• [Directions]: The line containing "Extract the structured" marks where to begin; quote it and every line after it through the end of the data, exactly as written.
━━━ Task inputs
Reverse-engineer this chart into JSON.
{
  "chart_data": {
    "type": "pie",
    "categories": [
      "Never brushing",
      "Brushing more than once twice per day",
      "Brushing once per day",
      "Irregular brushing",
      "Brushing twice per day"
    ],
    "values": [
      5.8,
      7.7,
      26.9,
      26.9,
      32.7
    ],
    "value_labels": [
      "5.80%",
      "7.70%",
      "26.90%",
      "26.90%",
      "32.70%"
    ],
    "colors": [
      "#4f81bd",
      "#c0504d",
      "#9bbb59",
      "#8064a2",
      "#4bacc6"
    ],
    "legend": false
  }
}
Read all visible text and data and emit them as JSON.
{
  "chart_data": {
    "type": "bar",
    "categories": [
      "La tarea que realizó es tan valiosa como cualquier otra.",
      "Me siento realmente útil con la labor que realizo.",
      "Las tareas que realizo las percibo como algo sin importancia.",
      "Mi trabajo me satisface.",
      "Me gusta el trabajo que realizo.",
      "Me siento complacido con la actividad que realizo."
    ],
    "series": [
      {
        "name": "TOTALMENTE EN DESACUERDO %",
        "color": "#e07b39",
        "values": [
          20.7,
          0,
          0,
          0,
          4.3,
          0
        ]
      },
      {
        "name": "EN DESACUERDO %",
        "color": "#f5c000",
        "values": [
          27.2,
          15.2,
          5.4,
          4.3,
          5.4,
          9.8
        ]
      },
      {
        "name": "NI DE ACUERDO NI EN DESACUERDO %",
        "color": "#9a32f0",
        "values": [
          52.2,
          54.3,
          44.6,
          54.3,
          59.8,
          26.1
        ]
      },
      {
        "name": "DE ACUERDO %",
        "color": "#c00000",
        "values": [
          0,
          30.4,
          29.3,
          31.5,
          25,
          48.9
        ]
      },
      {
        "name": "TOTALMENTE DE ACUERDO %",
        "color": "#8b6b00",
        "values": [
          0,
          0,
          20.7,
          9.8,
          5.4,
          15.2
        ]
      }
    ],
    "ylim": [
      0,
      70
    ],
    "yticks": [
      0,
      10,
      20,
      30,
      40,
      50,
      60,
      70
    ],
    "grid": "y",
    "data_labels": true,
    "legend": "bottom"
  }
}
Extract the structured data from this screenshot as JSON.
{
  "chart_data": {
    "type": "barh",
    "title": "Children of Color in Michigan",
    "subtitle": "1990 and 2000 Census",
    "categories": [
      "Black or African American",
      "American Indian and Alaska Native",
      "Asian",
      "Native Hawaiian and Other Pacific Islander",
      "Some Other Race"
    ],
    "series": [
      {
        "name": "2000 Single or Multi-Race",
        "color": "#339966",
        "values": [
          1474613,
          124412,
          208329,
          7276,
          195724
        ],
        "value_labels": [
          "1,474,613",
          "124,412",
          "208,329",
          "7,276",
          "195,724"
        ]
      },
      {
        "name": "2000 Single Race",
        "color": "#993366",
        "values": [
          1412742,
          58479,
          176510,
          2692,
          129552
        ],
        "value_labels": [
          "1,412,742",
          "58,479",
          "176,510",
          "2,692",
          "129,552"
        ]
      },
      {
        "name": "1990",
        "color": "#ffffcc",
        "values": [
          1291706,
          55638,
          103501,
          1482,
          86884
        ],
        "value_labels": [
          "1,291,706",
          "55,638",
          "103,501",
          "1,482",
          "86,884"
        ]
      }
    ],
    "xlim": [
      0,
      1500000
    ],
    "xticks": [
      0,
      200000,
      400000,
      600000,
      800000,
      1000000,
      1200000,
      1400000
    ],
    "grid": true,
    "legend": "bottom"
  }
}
━━━━━━
• [Solution]:
Extract the structured data from this screenshot as JSON.
{
  "chart_data": {
    "type": "barh",
    "title": "Children of Color in Michigan",
    "subtitle": "1990 and 2000 Census",
    "categories": [
      "Black or African American",
      "American Indian and Alaska Native",
      "Asian",
      "Native Hawaiian and Other Pacific Islander",
      "Some Other Race"
    ],
    "series": [
      {
        "name": "2000 Single or Multi-Race",
        "color": "#339966",
        "values": [
          1474613,
          124412,
          208329,
          7276,
          195724
        ],
        "value_labels": [
          "1,474,613",
          "124,412",
          "208,329",
          "7,276",
          "195,724"
        ]
      },
      {
        "name": "2000 Single Race",
        "color": "#993366",
        "values": [
          1412742,
          58479,
          176510,
          2692,
          129552
        ],
        "value_labels": [
          "1,412,742",
          "58,479",
          "176,510",
          "2,692",
          "129,552"
        ]
      },
      {
        "name": "1990",
        "color": "#ffffcc",
        "values": [
          1291706,
          55638,
          103501,
          1482,
          86884
        ],
        "value_labels": [
          "1,291,706",
          "55,638",
          "103,501",
          "1,482",
          "86,884"
        ]
      }
    ],
    "xlim": [
      0,
      1500000
    ],
    "xticks": [
      0,
      200000,
      400000,
      600000,
      800000,
      1000000,
      1200000,
      1400000
    ],
    "grid": true,
    "legend": "bottom"
  }
}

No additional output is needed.